この料理は、豚肉のトッピングの中華麺で、シンガポールでは昔から食べられているポピュラーなホーカー料理です。トッピングには、豚のスライス肉、レバー、ミンチ、ボール、雲吞、魚骨の素揚げ。タレは、醤油をベースに魚醤、酢、チリがブレンドされています。

 

酢と醤油の絶妙なバランスの取れたタレに脱帽です。また、そのタレに絡む麺が絶品!!
これは、何度でも並びたくなる味でした。きっと、麺の貢献が高いと思います。生から茹でるその麺の噛んだ瞬間の弾力といい、モッチリ感といい、粉の風味も感じられ、鼻腔をくすぐる優れものです。具材自体は決して高級なものを使っているわけではないと思いますが、こちらの茹で加減もバッチリでした。

 

ドライを注文するとスープが付くのですが、このスープの具材の海府海苔が香り良くとてもおいしかったです。ラード入りのようなので、好みが別れるかもしれませんが、私は好みの味でした。

提供データ:
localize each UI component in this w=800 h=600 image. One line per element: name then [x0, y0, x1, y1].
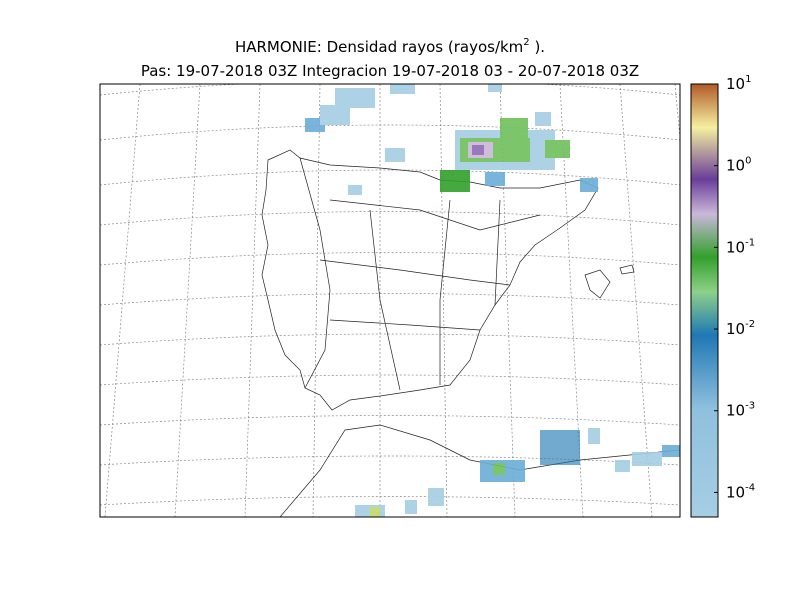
colorbar-tick-label: 10-3 [726, 401, 755, 420]
colorbar-tick-label: 10-2 [726, 319, 755, 338]
graticule [100, 84, 680, 517]
tick-exponent: -2 [745, 319, 755, 330]
map-frame [99, 83, 681, 518]
colorbar [690, 83, 719, 518]
map [100, 84, 680, 517]
subtitle: Pas: 19-07-2018 03Z Integracion 19-07-20… [141, 62, 639, 80]
tick-exponent: -1 [745, 237, 755, 248]
tick-base: 10 [726, 238, 745, 256]
inner-borders [299, 157, 541, 391]
tick-base: 10 [726, 483, 745, 501]
colorbar-tick-label: 100 [726, 156, 751, 175]
tick-base: 10 [726, 157, 745, 175]
colorbar-tick-label: 10-4 [726, 482, 755, 501]
tick-exponent: -4 [745, 482, 755, 493]
tick-exponent: -3 [745, 401, 755, 412]
title: HARMONIE: Densidad rayos (rayos/km2 ). [235, 37, 545, 56]
tick-base: 10 [726, 75, 745, 93]
tick-exponent: 1 [745, 74, 751, 85]
balearic [584, 264, 635, 299]
lightning-density [305, 84, 680, 517]
colorbar-tick-label: 101 [726, 74, 751, 93]
iberia-outline [261, 149, 599, 411]
colorbar-tick-label: 10-1 [726, 237, 755, 256]
tick-exponent: 0 [745, 156, 751, 167]
tick-base: 10 [726, 320, 745, 338]
tick-base: 10 [726, 402, 745, 420]
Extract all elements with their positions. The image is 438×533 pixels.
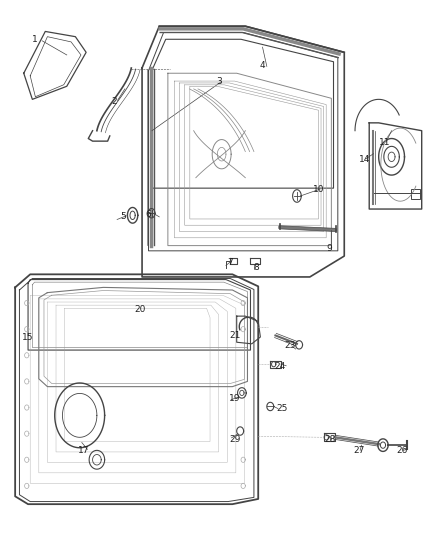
Text: 10: 10	[312, 185, 323, 193]
Text: 4: 4	[259, 61, 265, 70]
Text: 21: 21	[228, 331, 240, 340]
Text: 28: 28	[324, 435, 336, 445]
Text: 6: 6	[145, 210, 151, 219]
Text: 1: 1	[32, 35, 37, 44]
Text: 20: 20	[134, 305, 145, 314]
Text: 23: 23	[284, 342, 296, 350]
Text: 29: 29	[228, 435, 240, 445]
Text: 7: 7	[227, 258, 233, 267]
Text: 9: 9	[325, 244, 331, 253]
Text: 25: 25	[276, 404, 287, 413]
Text: 24: 24	[273, 362, 285, 372]
Text: 26: 26	[396, 446, 407, 455]
Text: 15: 15	[22, 333, 34, 342]
Bar	[410, 189, 420, 199]
Text: 14: 14	[358, 155, 370, 164]
Text: 3: 3	[216, 77, 222, 86]
Text: 19: 19	[228, 394, 240, 402]
Text: 11: 11	[378, 138, 390, 147]
Text: 5: 5	[120, 212, 125, 221]
Text: 2: 2	[111, 98, 117, 107]
Text: 17: 17	[78, 446, 89, 455]
Text: 8: 8	[253, 263, 258, 272]
Text: 27: 27	[353, 446, 364, 455]
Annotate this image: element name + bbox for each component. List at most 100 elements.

取り組む課題:
**1)** 麺料理の文章に挙げられているトッピングを、すべて書き出しなさい。
**2)** 麺料理の文章を、最後の文に続けて書き進めなさい。
記録は、麺料理の文章とは別個の資料である。

解答例:
**1)** 豚のスライス肉、レバー、ミンチ、ボール、雲吞、魚骨の素揚げ

**2)**
シンガポールのソウルフードは、ジャンキーな料理も多いですが、これはぜひ食べてほしいですね。今回は、ピーク時の列がどれくらいあるかを検証したかったので、あえてランチタイムのど真ん中に伺いましたが、15時くらいに時間を外せば、比較的並ばずに食べられると思います。もちろん、スープなど、仕込み分がなくなってしまえば、その日の営業は早くに終了してしまう可能性が高いと思いますが・・・

 

Hill Street Tai Hwa Pork Noodle

 

【余談ですが、興味深い話】

ミシュラン一つ星獲得して、さらに人気が増した「ヒルストリート・ダーファ・ポークヌードル」ですが、実はオーナーの親族がこの店と類似名店をに出店しています。”タイホァ(大華)”に対して、こちらは”ロウダーファ(老大華)”。これにより、両店を系列店(もしくは移転)と思い、「客が老大華に流れ、約20%の損失を受けた」と、大華オーナーが2008年に損害賠償を起こしたのです。

 

結果は老大華が敗訴したようですが、現在も両店は存在しているところをみると、一件落着というところでしょうか。評判が高まることで、店舗がどこにあるかも認知されたようですし、さらに老大華は、”大華”として新店もオープンさせているようです。仲直りした証拠でしょうか。各店店舗の容器はすべて同じ中華柄というのが、今では笑い話のひとつになっているのでしょうね。

 

さらには、ミシュラン一つ星を獲得したことで、肉脞面を提供しているホーカー店にも注目が集まっています。食はみんなを笑顔にしてくれる大切なツールですから、喧嘩をすることなく、おいしい肉脞面をこれからも提供していただきたいものですね。